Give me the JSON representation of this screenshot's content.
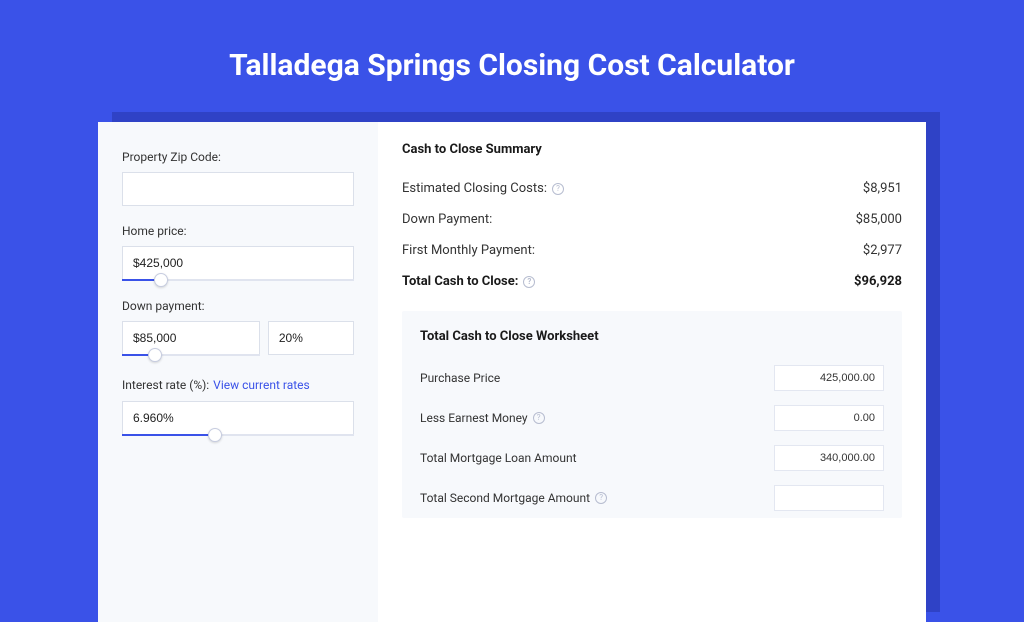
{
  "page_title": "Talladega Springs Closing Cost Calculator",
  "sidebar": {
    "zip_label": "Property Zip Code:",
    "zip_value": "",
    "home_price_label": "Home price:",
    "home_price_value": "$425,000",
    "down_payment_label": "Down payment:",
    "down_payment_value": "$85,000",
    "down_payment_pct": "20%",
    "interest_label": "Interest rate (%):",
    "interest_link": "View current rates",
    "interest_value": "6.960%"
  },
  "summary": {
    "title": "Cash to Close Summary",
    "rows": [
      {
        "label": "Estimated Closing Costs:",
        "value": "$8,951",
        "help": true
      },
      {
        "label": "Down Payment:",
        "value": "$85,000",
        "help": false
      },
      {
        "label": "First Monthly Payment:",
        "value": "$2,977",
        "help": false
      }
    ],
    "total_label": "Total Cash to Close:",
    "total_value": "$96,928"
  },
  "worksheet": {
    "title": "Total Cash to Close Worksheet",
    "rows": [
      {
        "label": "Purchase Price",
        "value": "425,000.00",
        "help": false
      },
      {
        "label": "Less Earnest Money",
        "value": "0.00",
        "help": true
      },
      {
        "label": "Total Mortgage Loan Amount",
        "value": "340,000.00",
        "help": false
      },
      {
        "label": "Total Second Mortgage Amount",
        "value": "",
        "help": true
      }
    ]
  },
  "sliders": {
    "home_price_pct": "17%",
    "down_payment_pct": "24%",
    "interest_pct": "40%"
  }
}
════════════════
§ GIVEN REQUEST:
Extract the full listing exactly, with the pictures left out.

§ RESPONSE TO THIS TASK:
Give me the JSON representation of this screenshot's content.
{
  "page_title": "Talladega Springs Closing Cost Calculator",
  "sidebar": {
    "zip_label": "Property Zip Code:",
    "zip_value": "",
    "home_price_label": "Home price:",
    "home_price_value": "$425,000",
    "down_payment_label": "Down payment:",
    "down_payment_value": "$85,000",
    "down_payment_pct": "20%",
    "interest_label": "Interest rate (%):",
    "interest_link": "View current rates",
    "interest_value": "6.960%"
  },
  "summary": {
    "title": "Cash to Close Summary",
    "rows": [
      {
        "label": "Estimated Closing Costs:",
        "value": "$8,951",
        "help": true
      },
      {
        "label": "Down Payment:",
        "value": "$85,000",
        "help": false
      },
      {
        "label": "First Monthly Payment:",
        "value": "$2,977",
        "help": false
      }
    ],
    "total_label": "Total Cash to Close:",
    "total_value": "$96,928"
  },
  "worksheet": {
    "title": "Total Cash to Close Worksheet",
    "rows": [
      {
        "label": "Purchase Price",
        "value": "425,000.00",
        "help": false
      },
      {
        "label": "Less Earnest Money",
        "value": "0.00",
        "help": true
      },
      {
        "label": "Total Mortgage Loan Amount",
        "value": "340,000.00",
        "help": false
      },
      {
        "label": "Total Second Mortgage Amount",
        "value": "",
        "help": true
      }
    ]
  },
  "sliders": {
    "home_price_pct": "17%",
    "down_payment_pct": "24%",
    "interest_pct": "40%"
  }
}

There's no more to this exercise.